===== EXERCISE INPUTS

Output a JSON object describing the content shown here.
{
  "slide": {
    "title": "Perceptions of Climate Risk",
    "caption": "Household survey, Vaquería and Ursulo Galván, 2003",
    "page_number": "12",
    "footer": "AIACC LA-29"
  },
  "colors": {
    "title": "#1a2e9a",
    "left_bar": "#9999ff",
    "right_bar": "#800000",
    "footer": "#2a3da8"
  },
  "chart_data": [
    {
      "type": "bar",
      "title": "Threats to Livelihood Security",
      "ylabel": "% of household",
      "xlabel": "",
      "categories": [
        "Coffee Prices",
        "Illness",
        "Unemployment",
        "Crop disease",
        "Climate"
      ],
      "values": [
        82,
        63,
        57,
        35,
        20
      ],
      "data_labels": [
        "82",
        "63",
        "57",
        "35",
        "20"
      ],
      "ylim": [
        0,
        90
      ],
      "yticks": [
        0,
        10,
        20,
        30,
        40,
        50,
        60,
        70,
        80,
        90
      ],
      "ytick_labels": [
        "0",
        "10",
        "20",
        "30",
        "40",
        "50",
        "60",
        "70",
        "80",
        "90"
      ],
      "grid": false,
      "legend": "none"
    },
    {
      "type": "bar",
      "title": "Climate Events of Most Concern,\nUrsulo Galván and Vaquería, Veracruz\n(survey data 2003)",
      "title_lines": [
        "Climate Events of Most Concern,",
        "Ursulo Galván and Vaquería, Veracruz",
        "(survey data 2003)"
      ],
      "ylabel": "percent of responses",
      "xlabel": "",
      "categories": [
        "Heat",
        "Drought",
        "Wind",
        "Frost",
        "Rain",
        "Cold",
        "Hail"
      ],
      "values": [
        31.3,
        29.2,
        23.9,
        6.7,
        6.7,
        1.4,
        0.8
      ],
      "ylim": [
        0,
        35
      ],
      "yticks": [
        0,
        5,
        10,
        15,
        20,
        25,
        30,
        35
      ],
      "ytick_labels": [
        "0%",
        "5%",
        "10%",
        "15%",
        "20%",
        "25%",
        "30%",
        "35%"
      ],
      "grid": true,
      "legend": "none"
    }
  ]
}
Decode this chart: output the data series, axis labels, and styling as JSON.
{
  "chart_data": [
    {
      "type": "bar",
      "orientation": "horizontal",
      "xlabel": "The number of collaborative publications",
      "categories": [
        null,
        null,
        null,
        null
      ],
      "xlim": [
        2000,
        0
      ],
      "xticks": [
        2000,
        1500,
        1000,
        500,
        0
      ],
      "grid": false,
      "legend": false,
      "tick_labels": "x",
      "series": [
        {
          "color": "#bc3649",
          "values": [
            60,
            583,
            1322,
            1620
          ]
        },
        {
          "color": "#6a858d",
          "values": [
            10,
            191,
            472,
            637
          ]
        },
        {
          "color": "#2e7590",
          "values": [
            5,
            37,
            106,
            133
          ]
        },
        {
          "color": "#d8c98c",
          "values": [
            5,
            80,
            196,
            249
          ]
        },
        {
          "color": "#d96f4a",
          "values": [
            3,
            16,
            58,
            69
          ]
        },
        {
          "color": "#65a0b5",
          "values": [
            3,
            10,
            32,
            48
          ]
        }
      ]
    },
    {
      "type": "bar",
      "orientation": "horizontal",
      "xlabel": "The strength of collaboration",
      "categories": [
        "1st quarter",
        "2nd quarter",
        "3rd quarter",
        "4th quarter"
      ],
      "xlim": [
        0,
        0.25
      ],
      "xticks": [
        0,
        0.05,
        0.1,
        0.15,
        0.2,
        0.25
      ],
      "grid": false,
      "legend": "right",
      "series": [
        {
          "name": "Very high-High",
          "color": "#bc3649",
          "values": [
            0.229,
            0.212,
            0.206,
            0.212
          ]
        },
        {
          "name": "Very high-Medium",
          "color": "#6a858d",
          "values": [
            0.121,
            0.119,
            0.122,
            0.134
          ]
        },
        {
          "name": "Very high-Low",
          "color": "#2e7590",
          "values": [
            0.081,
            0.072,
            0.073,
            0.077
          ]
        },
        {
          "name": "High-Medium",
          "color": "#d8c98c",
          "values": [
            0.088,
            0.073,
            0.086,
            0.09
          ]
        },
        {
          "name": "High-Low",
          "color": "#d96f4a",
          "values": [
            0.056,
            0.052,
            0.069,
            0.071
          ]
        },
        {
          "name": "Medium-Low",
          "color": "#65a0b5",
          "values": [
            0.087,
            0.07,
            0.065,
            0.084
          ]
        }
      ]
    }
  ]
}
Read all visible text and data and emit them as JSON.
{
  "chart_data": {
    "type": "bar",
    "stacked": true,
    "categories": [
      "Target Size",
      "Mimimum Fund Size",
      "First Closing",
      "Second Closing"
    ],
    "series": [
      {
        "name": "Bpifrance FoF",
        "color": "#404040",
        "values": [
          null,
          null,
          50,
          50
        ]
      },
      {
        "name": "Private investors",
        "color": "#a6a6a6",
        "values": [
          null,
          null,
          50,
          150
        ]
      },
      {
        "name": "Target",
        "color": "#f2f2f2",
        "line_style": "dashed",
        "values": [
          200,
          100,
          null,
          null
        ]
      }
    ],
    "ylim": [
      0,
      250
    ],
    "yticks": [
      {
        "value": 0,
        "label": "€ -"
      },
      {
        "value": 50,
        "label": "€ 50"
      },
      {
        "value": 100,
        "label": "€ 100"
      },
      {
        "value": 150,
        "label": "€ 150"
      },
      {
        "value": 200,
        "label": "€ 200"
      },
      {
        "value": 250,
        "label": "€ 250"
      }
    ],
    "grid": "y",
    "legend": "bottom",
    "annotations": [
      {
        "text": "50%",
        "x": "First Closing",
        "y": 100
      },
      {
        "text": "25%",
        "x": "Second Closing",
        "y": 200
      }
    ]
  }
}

==========

▶ [PROBLEM TO SOLVE] Print all of the entries again, exactly as written.

▶ [THE OUTPUT]
Output a JSON object describing the content shown here.
{
  "slide": {
    "title": "Perceptions of Climate Risk",
    "caption": "Household survey, Vaquería and Ursulo Galván, 2003",
    "page_number": "12",
    "footer": "AIACC LA-29"
  },
  "colors": {
    "title": "#1a2e9a",
    "left_bar": "#9999ff",
    "right_bar": "#800000",
    "footer": "#2a3da8"
  },
  "chart_data": [
    {
      "type": "bar",
      "title": "Threats to Livelihood Security",
      "ylabel": "% of household",
      "xlabel": "",
      "categories": [
        "Coffee Prices",
        "Illness",
        "Unemployment",
        "Crop disease",
        "Climate"
      ],
      "values": [
        82,
        63,
        57,
        35,
        20
      ],
      "data_labels": [
        "82",
        "63",
        "57",
        "35",
        "20"
      ],
      "ylim": [
        0,
        90
      ],
      "yticks": [
        0,
        10,
        20,
        30,
        40,
        50,
        60,
        70,
        80,
        90
      ],
      "ytick_labels": [
        "0",
        "10",
        "20",
        "30",
        "40",
        "50",
        "60",
        "70",
        "80",
        "90"
      ],
      "grid": false,
      "legend": "none"
    },
    {
      "type": "bar",
      "title": "Climate Events of Most Concern,\nUrsulo Galván and Vaquería, Veracruz\n(survey data 2003)",
      "title_lines": [
        "Climate Events of Most Concern,",
        "Ursulo Galván and Vaquería, Veracruz",
        "(survey data 2003)"
      ],
      "ylabel": "percent of responses",
      "xlabel": "",
      "categories": [
        "Heat",
        "Drought",
        "Wind",
        "Frost",
        "Rain",
        "Cold",
        "Hail"
      ],
      "values": [
        31.3,
        29.2,
        23.9,
        6.7,
        6.7,
        1.4,
        0.8
      ],
      "ylim": [
        0,
        35
      ],
      "yticks": [
        0,
        5,
        10,
        15,
        20,
        25,
        30,
        35
      ],
      "ytick_labels": [
        "0%",
        "5%",
        "10%",
        "15%",
        "20%",
        "25%",
        "30%",
        "35%"
      ],
      "grid": true,
      "legend": "none"
    }
  ]
}
Decode this chart: output the data series, axis labels, and styling as JSON.
{
  "chart_data": [
    {
      "type": "bar",
      "orientation": "horizontal",
      "xlabel": "The number of collaborative publications",
      "categories": [
        null,
        null,
        null,
        null
      ],
      "xlim": [
        2000,
        0
      ],
      "xticks": [
        2000,
        1500,
        1000,
        500,
        0
      ],
      "grid": false,
      "legend": false,
      "tick_labels": "x",
      "series": [
        {
          "color": "#bc3649",
          "values": [
            60,
            583,
            1322,
            1620
          ]
        },
        {
          "color": "#6a858d",
          "values": [
            10,
            191,
            472,
            637
          ]
        },
        {
          "color": "#2e7590",
          "values": [
            5,
            37,
            106,
            133
          ]
        },
        {
          "color": "#d8c98c",
          "values": [
            5,
            80,
            196,
            249
          ]
        },
        {
          "color": "#d96f4a",
          "values": [
            3,
            16,
            58,
            69
          ]
        },
        {
          "color": "#65a0b5",
          "values": [
            3,
            10,
            32,
            48
          ]
        }
      ]
    },
    {
      "type": "bar",
      "orientation": "horizontal",
      "xlabel": "The strength of collaboration",
      "categories": [
        "1st quarter",
        "2nd quarter",
        "3rd quarter",
        "4th quarter"
      ],
      "xlim": [
        0,
        0.25
      ],
      "xticks": [
        0,
        0.05,
        0.1,
        0.15,
        0.2,
        0.25
      ],
      "grid": false,
      "legend": "right",
      "series": [
        {
          "name": "Very high-High",
          "color": "#bc3649",
          "values": [
            0.229,
            0.212,
            0.206,
            0.212
          ]
        },
        {
          "name": "Very high-Medium",
          "color": "#6a858d",
          "values": [
            0.121,
            0.119,
            0.122,
            0.134
          ]
        },
        {
          "name": "Very high-Low",
          "color": "#2e7590",
          "values": [
            0.081,
            0.072,
            0.073,
            0.077
          ]
        },
        {
          "name": "High-Medium",
          "color": "#d8c98c",
          "values": [
            0.088,
            0.073,
            0.086,
            0.09
          ]
        },
        {
          "name": "High-Low",
          "color": "#d96f4a",
          "values": [
            0.056,
            0.052,
            0.069,
            0.071
          ]
        },
        {
          "name": "Medium-Low",
          "color": "#65a0b5",
          "values": [
            0.087,
            0.07,
            0.065,
            0.084
          ]
        }
      ]
    }
  ]
}
Read all visible text and data and emit them as JSON.
{
  "chart_data": {
    "type": "bar",
    "stacked": true,
    "categories": [
      "Target Size",
      "Mimimum Fund Size",
      "First Closing",
      "Second Closing"
    ],
    "series": [
      {
        "name": "Bpifrance FoF",
        "color": "#404040",
        "values": [
          null,
          null,
          50,
          50
        ]
      },
      {
        "name": "Private investors",
        "color": "#a6a6a6",
        "values": [
          null,
          null,
          50,
          150
        ]
      },
      {
        "name": "Target",
        "color": "#f2f2f2",
        "line_style": "dashed",
        "values": [
          200,
          100,
          null,
          null
        ]
      }
    ],
    "ylim": [
      0,
      250
    ],
    "yticks": [
      {
        "value": 0,
        "label": "€ -"
      },
      {
        "value": 50,
        "label": "€ 50"
      },
      {
        "value": 100,
        "label": "€ 100"
      },
      {
        "value": 150,
        "label": "€ 150"
      },
      {
        "value": 200,
        "label": "€ 200"
      },
      {
        "value": 250,
        "label": "€ 250"
      }
    ],
    "grid": "y",
    "legend": "bottom",
    "annotations": [
      {
        "text": "50%",
        "x": "First Closing",
        "y": 100
      },
      {
        "text": "25%",
        "x": "Second Closing",
        "y": 200
      }
    ]
  }
}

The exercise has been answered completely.